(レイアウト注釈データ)
________________________________________
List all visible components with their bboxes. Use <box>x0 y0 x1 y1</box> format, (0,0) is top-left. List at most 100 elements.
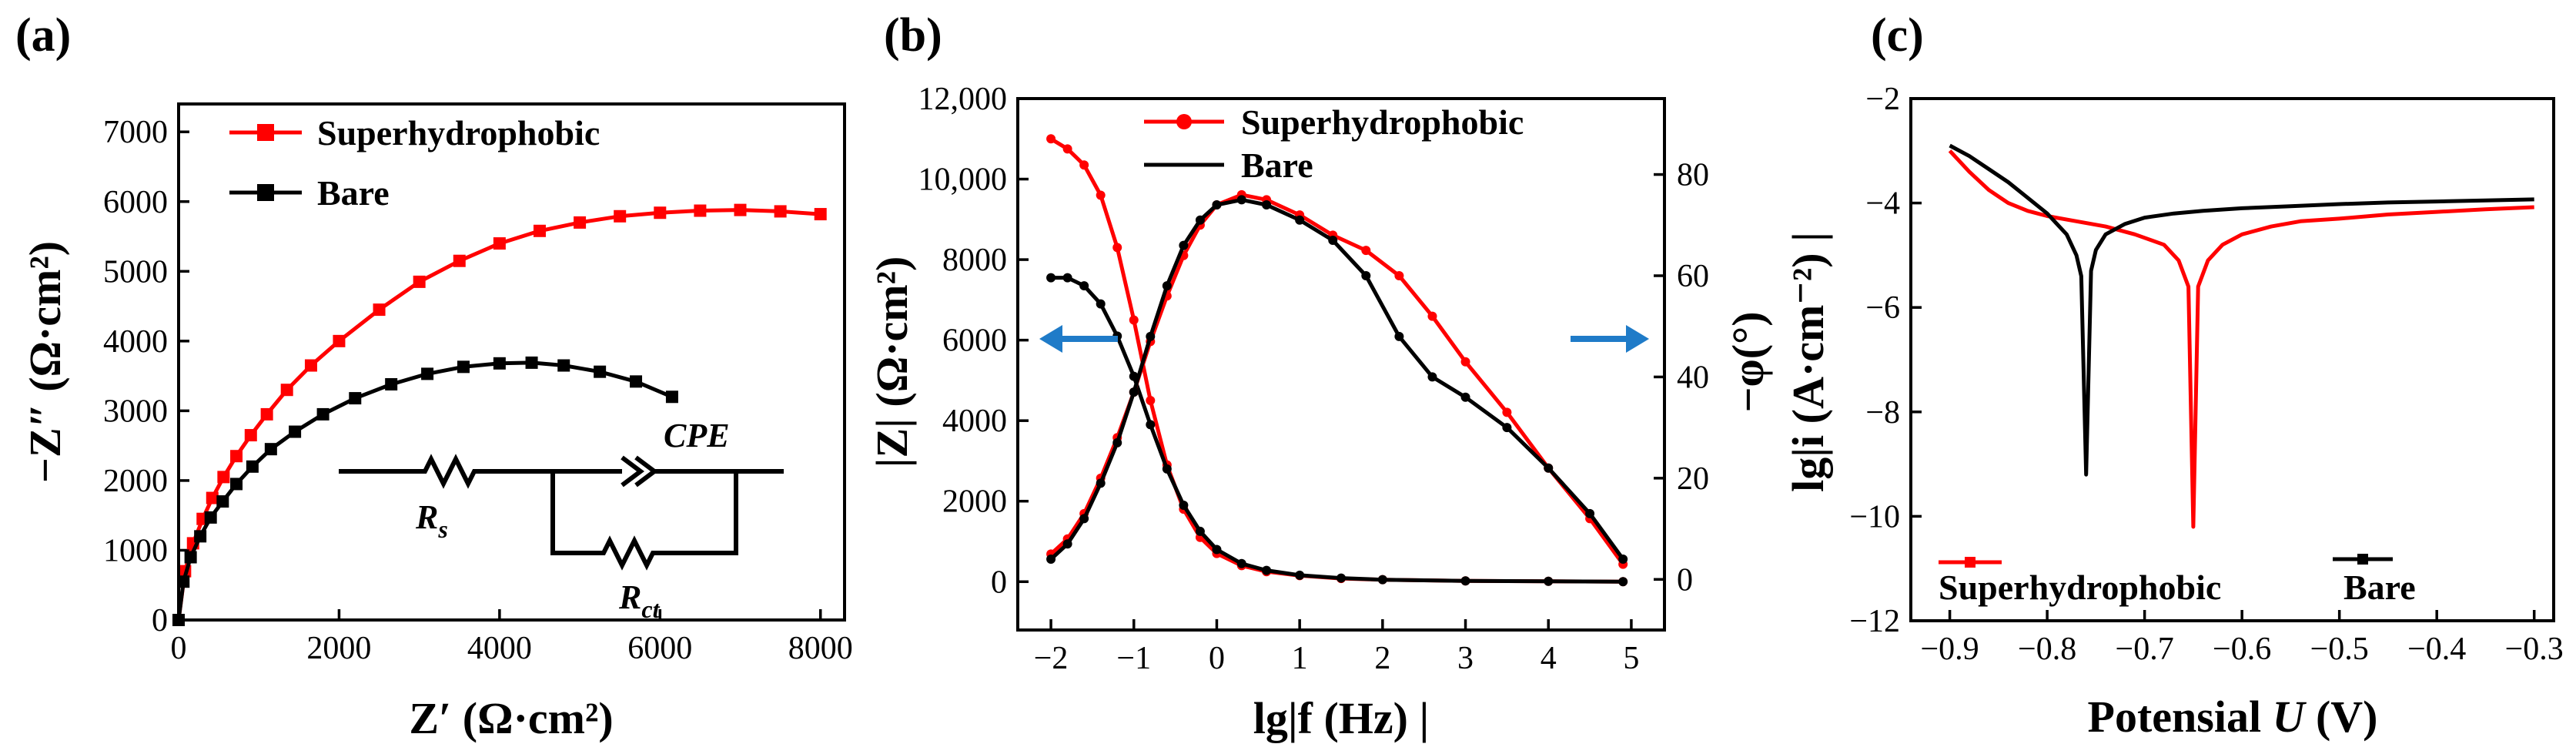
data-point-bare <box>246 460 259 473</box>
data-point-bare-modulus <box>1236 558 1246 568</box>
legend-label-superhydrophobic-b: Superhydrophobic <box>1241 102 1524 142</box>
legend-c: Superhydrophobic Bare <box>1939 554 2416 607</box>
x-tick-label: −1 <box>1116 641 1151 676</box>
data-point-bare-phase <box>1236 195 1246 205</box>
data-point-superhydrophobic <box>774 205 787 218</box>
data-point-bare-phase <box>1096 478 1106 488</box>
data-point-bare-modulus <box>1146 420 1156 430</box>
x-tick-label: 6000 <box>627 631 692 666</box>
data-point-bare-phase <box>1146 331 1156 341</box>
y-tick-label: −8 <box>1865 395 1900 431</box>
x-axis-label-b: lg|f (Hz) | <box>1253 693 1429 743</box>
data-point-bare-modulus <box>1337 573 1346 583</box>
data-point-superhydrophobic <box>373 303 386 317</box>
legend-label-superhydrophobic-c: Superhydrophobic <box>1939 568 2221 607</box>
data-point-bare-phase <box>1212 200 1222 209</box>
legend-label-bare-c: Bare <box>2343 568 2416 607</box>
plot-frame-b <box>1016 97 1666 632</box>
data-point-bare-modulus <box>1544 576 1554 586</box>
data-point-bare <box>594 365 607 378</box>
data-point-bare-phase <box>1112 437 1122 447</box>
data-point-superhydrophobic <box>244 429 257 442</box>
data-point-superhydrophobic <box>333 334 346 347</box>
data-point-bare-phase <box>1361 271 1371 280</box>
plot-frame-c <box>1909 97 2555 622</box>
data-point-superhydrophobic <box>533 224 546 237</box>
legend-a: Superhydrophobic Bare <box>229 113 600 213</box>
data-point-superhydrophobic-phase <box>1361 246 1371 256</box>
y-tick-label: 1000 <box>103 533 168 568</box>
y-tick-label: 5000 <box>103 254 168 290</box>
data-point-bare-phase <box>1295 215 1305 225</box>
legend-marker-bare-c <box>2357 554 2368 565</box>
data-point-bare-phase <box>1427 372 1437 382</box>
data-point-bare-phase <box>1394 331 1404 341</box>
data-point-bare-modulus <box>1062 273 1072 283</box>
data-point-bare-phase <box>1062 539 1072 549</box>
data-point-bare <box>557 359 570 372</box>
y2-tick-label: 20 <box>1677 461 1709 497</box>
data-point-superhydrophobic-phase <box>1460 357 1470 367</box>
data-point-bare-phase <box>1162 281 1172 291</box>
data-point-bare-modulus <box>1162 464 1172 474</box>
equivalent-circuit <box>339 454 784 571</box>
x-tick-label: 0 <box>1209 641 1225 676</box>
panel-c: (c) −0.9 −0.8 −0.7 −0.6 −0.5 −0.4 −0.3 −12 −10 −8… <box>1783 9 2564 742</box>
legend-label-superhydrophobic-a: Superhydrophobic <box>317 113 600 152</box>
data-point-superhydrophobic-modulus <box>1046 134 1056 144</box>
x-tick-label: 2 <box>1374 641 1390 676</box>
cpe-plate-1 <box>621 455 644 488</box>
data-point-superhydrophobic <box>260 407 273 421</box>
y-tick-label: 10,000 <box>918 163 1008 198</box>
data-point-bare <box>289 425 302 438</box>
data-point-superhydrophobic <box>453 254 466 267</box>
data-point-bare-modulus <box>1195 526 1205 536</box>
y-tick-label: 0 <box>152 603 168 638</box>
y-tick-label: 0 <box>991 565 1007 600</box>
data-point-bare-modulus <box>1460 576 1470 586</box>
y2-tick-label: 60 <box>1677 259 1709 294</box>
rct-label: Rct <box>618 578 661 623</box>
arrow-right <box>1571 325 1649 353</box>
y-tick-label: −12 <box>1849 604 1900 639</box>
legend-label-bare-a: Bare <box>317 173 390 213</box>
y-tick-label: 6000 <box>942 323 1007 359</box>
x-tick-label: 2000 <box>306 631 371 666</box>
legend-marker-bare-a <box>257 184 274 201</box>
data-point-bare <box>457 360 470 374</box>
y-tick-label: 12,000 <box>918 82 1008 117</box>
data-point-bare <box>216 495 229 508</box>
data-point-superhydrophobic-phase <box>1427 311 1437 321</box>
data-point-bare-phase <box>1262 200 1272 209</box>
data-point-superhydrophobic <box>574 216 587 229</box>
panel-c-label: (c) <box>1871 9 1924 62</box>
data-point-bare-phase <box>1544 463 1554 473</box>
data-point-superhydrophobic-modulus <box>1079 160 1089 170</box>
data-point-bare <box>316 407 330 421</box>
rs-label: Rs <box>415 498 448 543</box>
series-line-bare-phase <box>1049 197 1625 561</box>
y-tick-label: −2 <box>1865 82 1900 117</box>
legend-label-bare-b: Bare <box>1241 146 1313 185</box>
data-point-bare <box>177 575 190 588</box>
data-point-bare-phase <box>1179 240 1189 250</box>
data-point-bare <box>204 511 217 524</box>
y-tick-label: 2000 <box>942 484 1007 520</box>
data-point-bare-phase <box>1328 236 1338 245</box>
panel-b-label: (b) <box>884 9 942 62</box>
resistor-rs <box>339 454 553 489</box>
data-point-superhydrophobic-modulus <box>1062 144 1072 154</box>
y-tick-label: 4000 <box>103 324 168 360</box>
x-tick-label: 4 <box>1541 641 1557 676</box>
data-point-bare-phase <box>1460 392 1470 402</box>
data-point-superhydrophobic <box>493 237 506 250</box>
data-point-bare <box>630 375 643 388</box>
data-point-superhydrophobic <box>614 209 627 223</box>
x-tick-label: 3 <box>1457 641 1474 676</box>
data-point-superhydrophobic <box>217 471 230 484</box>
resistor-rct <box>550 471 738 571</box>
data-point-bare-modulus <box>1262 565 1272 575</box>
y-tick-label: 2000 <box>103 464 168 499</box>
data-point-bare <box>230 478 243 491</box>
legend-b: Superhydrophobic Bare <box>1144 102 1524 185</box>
________________________________________
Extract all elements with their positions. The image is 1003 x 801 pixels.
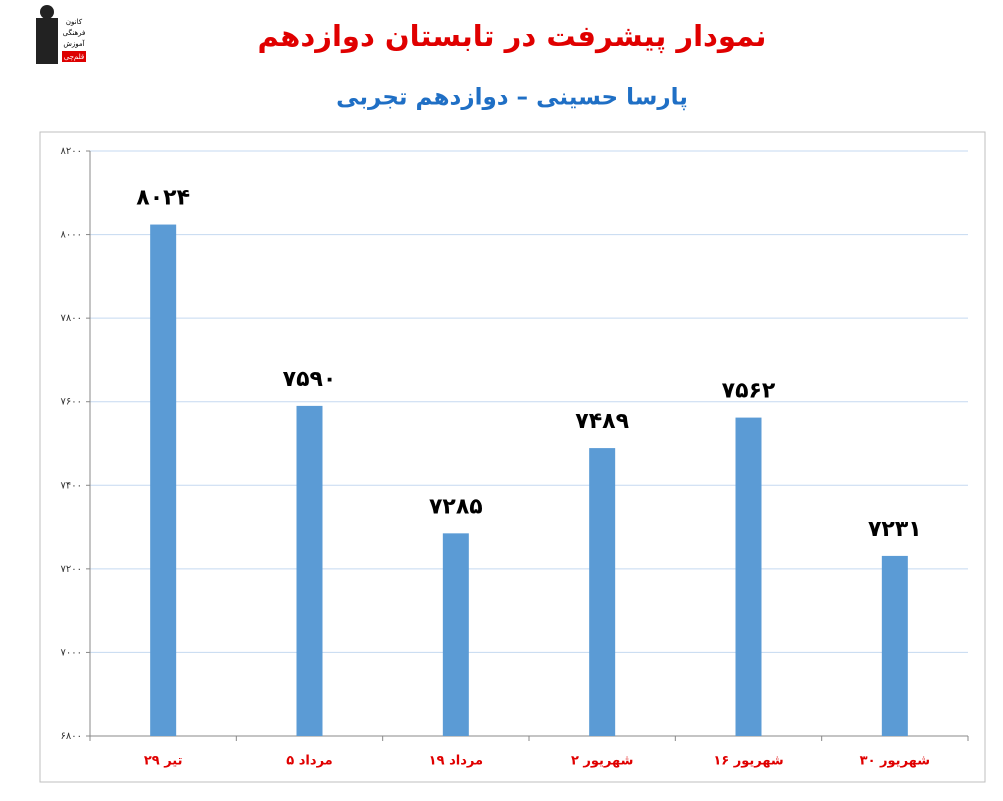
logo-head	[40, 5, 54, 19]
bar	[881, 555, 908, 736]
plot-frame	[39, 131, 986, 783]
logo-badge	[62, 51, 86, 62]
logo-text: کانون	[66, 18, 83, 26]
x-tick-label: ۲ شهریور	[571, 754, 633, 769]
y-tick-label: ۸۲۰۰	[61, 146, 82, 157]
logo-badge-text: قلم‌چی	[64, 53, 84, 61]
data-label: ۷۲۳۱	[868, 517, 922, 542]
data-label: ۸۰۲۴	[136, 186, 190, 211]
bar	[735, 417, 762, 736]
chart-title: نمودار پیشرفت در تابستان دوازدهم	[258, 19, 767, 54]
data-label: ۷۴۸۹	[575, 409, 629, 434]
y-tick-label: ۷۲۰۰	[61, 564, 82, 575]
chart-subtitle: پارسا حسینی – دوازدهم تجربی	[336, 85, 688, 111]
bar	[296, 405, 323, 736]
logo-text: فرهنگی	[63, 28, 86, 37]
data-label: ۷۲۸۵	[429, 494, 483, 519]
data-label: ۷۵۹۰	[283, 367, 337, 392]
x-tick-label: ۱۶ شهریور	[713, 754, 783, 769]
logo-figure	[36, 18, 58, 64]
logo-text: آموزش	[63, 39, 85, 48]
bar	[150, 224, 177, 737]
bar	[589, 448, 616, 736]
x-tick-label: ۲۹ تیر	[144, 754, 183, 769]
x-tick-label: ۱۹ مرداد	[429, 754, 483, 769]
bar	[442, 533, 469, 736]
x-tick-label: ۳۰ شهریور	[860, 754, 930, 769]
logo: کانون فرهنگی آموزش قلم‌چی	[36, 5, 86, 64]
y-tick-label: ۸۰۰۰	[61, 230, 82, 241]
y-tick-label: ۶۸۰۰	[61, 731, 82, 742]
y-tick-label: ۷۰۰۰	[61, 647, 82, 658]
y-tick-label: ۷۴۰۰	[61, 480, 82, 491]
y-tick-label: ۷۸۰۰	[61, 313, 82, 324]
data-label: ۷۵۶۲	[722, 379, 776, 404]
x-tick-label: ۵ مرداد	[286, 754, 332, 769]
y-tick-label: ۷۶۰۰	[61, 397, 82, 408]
________________________________________
作業指示 - 「data-point-bare <box>246 460 259 473</box>」を含む行から「legend-marker-bare-c <box>2357 554」を含む行までを、両端の行も含めて一字一句そのまま書き写す。

作業結果 -
data-point-bare <box>246 460 259 473</box>
data-point-bare-modulus <box>1236 558 1246 568</box>
legend-label-superhydrophobic-b: Superhydrophobic <box>1241 102 1524 142</box>
legend-c: Superhydrophobic Bare <box>1939 554 2416 607</box>
x-tick-label: −1 <box>1116 641 1151 676</box>
data-point-bare-phase <box>1236 195 1246 205</box>
data-point-superhydrophobic <box>774 205 787 218</box>
data-point-bare-phase <box>1096 478 1106 488</box>
data-point-bare-modulus <box>1146 420 1156 430</box>
x-tick-label: 6000 <box>627 631 692 666</box>
data-point-bare-phase <box>1146 331 1156 341</box>
y-tick-label: −8 <box>1865 395 1900 431</box>
x-axis-label-b: lg|f (Hz) | <box>1253 693 1429 743</box>
data-point-bare-modulus <box>1337 573 1346 583</box>
data-point-superhydrophobic <box>373 303 386 317</box>
legend-label-superhydrophobic-c: Superhydrophobic <box>1939 568 2221 607</box>
data-point-bare-phase <box>1212 200 1222 209</box>
legend-label-bare-c: Bare <box>2343 568 2416 607</box>
plot-frame-b <box>1016 97 1666 632</box>
data-point-bare-modulus <box>1544 576 1554 586</box>
data-point-bare <box>594 365 607 378</box>
data-point-bare-phase <box>1112 437 1122 447</box>
data-point-superhydrophobic <box>244 429 257 442</box>
data-point-superhydrophobic <box>333 334 346 347</box>
data-point-bare-phase <box>1361 271 1371 280</box>
plot-frame-c <box>1909 97 2555 622</box>
data-point-superhydrophobic <box>533 224 546 237</box>
legend-a: Superhydrophobic Bare <box>229 113 600 213</box>
data-point-superhydrophobic-phase <box>1361 246 1371 256</box>
y-tick-label: 1000 <box>103 533 168 568</box>
y-tick-label: 5000 <box>103 254 168 290</box>
data-point-bare-phase <box>1295 215 1305 225</box>
legend-marker-bare-c <box>2357 554 2368 565</box>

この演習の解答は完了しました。